Return the whole listing exactly as it stands.
====== EXERCISE INPUTS
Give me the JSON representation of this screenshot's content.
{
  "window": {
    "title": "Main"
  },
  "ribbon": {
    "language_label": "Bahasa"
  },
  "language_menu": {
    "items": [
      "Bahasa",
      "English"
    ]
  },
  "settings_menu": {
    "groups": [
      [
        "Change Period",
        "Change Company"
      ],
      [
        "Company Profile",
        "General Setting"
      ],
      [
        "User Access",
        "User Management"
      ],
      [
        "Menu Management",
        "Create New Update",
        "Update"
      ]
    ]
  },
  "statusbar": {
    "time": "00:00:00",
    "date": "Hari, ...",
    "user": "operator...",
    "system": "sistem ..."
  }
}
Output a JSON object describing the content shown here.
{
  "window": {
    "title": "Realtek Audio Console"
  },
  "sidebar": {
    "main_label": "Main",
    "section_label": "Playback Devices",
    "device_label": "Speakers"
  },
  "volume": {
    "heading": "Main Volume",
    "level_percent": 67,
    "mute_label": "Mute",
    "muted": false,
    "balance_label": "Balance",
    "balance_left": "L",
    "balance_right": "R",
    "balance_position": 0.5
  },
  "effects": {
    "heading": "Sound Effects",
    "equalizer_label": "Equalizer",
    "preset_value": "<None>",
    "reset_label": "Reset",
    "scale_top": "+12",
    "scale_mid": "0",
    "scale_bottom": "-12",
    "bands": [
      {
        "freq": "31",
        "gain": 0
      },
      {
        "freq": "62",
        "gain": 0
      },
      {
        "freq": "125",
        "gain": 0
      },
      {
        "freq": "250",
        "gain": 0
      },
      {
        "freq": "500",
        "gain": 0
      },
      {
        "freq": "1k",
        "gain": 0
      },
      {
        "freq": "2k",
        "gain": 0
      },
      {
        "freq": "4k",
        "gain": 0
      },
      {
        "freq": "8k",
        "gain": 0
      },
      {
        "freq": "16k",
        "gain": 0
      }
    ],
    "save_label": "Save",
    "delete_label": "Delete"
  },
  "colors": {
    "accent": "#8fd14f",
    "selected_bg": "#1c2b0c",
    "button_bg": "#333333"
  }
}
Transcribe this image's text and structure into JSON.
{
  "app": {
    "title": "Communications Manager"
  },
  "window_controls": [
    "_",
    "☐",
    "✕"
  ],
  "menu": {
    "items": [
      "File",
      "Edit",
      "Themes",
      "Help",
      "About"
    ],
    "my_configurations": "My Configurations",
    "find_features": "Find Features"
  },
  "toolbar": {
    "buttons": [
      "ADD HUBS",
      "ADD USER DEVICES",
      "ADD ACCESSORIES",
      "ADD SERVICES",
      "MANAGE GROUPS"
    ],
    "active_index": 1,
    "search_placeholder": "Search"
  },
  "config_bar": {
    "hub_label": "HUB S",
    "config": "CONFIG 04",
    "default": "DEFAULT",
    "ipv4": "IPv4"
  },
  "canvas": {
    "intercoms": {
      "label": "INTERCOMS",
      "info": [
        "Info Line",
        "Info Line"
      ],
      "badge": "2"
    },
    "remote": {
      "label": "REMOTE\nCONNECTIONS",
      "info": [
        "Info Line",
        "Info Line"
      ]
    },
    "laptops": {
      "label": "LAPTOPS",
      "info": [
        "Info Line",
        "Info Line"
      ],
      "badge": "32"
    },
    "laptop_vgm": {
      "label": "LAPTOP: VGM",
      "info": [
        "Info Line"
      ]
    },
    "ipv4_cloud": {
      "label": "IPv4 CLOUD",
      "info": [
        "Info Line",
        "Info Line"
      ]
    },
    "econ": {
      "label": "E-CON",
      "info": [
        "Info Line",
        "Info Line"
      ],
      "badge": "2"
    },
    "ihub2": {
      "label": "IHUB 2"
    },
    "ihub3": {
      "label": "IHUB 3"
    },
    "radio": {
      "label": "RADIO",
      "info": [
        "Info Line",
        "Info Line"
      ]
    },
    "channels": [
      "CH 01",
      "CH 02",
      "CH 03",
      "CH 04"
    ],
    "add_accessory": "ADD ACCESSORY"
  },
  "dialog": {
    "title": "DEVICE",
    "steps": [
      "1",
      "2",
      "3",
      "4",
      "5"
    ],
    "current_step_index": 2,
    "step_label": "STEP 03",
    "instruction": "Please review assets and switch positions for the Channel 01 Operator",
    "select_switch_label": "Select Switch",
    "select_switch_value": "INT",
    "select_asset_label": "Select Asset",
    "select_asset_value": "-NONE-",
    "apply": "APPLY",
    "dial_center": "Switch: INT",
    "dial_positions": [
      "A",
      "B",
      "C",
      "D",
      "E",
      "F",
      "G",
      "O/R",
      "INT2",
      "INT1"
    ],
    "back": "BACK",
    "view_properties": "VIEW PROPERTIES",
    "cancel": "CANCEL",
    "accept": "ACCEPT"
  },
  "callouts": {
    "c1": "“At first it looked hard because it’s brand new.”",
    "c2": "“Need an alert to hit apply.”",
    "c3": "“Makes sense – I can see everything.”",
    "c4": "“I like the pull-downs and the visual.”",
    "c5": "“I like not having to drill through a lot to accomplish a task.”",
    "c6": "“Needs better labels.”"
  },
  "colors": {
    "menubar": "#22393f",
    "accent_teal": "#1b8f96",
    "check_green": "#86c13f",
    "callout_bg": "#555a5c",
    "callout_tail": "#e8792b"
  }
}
============
### [EXERCISE RESULT]
Give me the JSON representation of this screenshot's content.
{
  "window": {
    "title": "Main"
  },
  "ribbon": {
    "language_label": "Bahasa"
  },
  "language_menu": {
    "items": [
      "Bahasa",
      "English"
    ]
  },
  "settings_menu": {
    "groups": [
      [
        "Change Period",
        "Change Company"
      ],
      [
        "Company Profile",
        "General Setting"
      ],
      [
        "User Access",
        "User Management"
      ],
      [
        "Menu Management",
        "Create New Update",
        "Update"
      ]
    ]
  },
  "statusbar": {
    "time": "00:00:00",
    "date": "Hari, ...",
    "user": "operator...",
    "system": "sistem ..."
  }
}
Output a JSON object describing the content shown here.
{
  "window": {
    "title": "Realtek Audio Console"
  },
  "sidebar": {
    "main_label": "Main",
    "section_label": "Playback Devices",
    "device_label": "Speakers"
  },
  "volume": {
    "heading": "Main Volume",
    "level_percent": 67,
    "mute_label": "Mute",
    "muted": false,
    "balance_label": "Balance",
    "balance_left": "L",
    "balance_right": "R",
    "balance_position": 0.5
  },
  "effects": {
    "heading": "Sound Effects",
    "equalizer_label": "Equalizer",
    "preset_value": "<None>",
    "reset_label": "Reset",
    "scale_top": "+12",
    "scale_mid": "0",
    "scale_bottom": "-12",
    "bands": [
      {
        "freq": "31",
        "gain": 0
      },
      {
        "freq": "62",
        "gain": 0
      },
      {
        "freq": "125",
        "gain": 0
      },
      {
        "freq": "250",
        "gain": 0
      },
      {
        "freq": "500",
        "gain": 0
      },
      {
        "freq": "1k",
        "gain": 0
      },
      {
        "freq": "2k",
        "gain": 0
      },
      {
        "freq": "4k",
        "gain": 0
      },
      {
        "freq": "8k",
        "gain": 0
      },
      {
        "freq": "16k",
        "gain": 0
      }
    ],
    "save_label": "Save",
    "delete_label": "Delete"
  },
  "colors": {
    "accent": "#8fd14f",
    "selected_bg": "#1c2b0c",
    "button_bg": "#333333"
  }
}
Transcribe this image's text and structure into JSON.
{
  "app": {
    "title": "Communications Manager"
  },
  "window_controls": [
    "_",
    "☐",
    "✕"
  ],
  "menu": {
    "items": [
      "File",
      "Edit",
      "Themes",
      "Help",
      "About"
    ],
    "my_configurations": "My Configurations",
    "find_features": "Find Features"
  },
  "toolbar": {
    "buttons": [
      "ADD HUBS",
      "ADD USER DEVICES",
      "ADD ACCESSORIES",
      "ADD SERVICES",
      "MANAGE GROUPS"
    ],
    "active_index": 1,
    "search_placeholder": "Search"
  },
  "config_bar": {
    "hub_label": "HUB S",
    "config": "CONFIG 04",
    "default": "DEFAULT",
    "ipv4": "IPv4"
  },
  "canvas": {
    "intercoms": {
      "label": "INTERCOMS",
      "info": [
        "Info Line",
        "Info Line"
      ],
      "badge": "2"
    },
    "remote": {
      "label": "REMOTE\nCONNECTIONS",
      "info": [
        "Info Line",
        "Info Line"
      ]
    },
    "laptops": {
      "label": "LAPTOPS",
      "info": [
        "Info Line",
        "Info Line"
      ],
      "badge": "32"
    },
    "laptop_vgm": {
      "label": "LAPTOP: VGM",
      "info": [
        "Info Line"
      ]
    },
    "ipv4_cloud": {
      "label": "IPv4 CLOUD",
      "info": [
        "Info Line",
        "Info Line"
      ]
    },
    "econ": {
      "label": "E-CON",
      "info": [
        "Info Line",
        "Info Line"
      ],
      "badge": "2"
    },
    "ihub2": {
      "label": "IHUB 2"
    },
    "ihub3": {
      "label": "IHUB 3"
    },
    "radio": {
      "label": "RADIO",
      "info": [
        "Info Line",
        "Info Line"
      ]
    },
    "channels": [
      "CH 01",
      "CH 02",
      "CH 03",
      "CH 04"
    ],
    "add_accessory": "ADD ACCESSORY"
  },
  "dialog": {
    "title": "DEVICE",
    "steps": [
      "1",
      "2",
      "3",
      "4",
      "5"
    ],
    "current_step_index": 2,
    "step_label": "STEP 03",
    "instruction": "Please review assets and switch positions for the Channel 01 Operator",
    "select_switch_label": "Select Switch",
    "select_switch_value": "INT",
    "select_asset_label": "Select Asset",
    "select_asset_value": "-NONE-",
    "apply": "APPLY",
    "dial_center": "Switch: INT",
    "dial_positions": [
      "A",
      "B",
      "C",
      "D",
      "E",
      "F",
      "G",
      "O/R",
      "INT2",
      "INT1"
    ],
    "back": "BACK",
    "view_properties": "VIEW PROPERTIES",
    "cancel": "CANCEL",
    "accept": "ACCEPT"
  },
  "callouts": {
    "c1": "“At first it looked hard because it’s brand new.”",
    "c2": "“Need an alert to hit apply.”",
    "c3": "“Makes sense – I can see everything.”",
    "c4": "“I like the pull-downs and the visual.”",
    "c5": "“I like not having to drill through a lot to accomplish a task.”",
    "c6": "“Needs better labels.”"
  },
  "colors": {
    "menubar": "#22393f",
    "accent_teal": "#1b8f96",
    "check_green": "#86c13f",
    "callout_bg": "#555a5c",
    "callout_tail": "#e8792b"
  }
}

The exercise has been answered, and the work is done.